TASK INPUT:
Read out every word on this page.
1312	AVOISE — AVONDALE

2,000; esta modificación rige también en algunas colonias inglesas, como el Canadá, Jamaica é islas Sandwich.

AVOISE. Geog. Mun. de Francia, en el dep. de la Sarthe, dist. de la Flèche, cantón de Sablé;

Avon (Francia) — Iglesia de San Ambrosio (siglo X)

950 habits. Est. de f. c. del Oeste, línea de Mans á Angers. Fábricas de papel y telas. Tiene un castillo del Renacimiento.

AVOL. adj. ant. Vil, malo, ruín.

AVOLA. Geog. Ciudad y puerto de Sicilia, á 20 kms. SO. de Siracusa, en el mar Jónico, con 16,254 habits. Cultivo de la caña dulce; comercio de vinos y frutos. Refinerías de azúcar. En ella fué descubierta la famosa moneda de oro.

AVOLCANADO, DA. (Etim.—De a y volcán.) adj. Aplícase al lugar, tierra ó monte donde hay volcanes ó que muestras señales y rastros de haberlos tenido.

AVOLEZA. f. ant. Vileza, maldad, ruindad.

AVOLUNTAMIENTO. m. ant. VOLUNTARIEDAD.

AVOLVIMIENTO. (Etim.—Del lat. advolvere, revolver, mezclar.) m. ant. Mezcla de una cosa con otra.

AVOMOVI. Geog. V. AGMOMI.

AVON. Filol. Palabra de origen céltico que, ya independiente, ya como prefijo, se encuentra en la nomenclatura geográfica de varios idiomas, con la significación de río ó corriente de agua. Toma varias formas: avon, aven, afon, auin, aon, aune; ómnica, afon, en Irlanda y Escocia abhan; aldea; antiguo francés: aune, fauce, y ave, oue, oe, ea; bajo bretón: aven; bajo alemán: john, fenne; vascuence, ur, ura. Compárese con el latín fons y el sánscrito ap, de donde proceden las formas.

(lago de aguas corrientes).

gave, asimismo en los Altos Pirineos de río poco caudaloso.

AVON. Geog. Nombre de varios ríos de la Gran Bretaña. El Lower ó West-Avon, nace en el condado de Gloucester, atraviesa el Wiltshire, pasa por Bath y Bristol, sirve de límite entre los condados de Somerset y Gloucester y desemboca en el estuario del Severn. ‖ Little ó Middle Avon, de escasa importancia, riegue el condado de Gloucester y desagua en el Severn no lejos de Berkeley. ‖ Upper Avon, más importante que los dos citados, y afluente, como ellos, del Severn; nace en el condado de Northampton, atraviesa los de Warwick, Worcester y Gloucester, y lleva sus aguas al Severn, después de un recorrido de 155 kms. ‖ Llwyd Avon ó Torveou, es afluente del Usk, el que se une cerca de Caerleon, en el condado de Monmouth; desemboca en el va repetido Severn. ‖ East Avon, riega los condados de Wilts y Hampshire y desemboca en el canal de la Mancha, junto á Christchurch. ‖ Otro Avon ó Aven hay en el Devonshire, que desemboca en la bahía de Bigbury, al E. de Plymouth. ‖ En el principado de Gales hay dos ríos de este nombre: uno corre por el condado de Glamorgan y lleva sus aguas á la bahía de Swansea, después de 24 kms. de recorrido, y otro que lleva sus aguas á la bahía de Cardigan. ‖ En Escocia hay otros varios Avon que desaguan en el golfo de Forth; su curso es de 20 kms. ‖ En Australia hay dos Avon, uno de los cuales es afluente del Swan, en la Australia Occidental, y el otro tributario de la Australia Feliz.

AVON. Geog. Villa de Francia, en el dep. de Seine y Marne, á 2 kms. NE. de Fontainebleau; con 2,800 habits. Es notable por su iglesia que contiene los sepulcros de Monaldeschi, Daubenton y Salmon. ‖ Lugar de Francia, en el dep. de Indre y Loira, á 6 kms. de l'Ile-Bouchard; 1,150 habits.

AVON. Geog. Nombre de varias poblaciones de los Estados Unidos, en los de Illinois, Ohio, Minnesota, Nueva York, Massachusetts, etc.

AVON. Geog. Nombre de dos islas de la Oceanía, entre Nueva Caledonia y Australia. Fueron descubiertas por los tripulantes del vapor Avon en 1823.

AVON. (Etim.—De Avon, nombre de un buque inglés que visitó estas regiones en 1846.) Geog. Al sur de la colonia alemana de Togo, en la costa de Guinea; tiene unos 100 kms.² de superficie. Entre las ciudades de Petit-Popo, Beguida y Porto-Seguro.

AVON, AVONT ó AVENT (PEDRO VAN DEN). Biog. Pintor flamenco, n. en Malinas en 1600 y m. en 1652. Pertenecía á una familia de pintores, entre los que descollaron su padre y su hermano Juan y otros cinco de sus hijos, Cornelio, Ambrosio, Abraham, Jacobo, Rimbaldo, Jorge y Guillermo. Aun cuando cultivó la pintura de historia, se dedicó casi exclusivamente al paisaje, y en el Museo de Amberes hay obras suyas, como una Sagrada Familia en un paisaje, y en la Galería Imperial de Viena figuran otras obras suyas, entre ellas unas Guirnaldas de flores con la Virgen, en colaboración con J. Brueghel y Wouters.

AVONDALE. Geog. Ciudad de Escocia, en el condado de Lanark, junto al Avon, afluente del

EXERCISE:
From the records above, pull out each line that has "Francia".

TASK RESPONSE:
AVOISE. Geog. Mun. de Francia, en el dep. de la Sarthe, dist. de la Flèche, cantón de Sablé;
Avon (Francia) — Iglesia de San Ambrosio (siglo X)
AVON. Geog. Villa de Francia, en el dep. de Seine y Marne, á 2 kms. NE. de Fontainebleau; con 2,800 habits. Es notable por su iglesia que contiene los sepulcros de Monaldeschi, Daubenton y Salmon. ‖ Lugar de Francia, en el dep. de Indre y Loira, á 6 kms. de l'Ile-Bouchard; 1,150 habits.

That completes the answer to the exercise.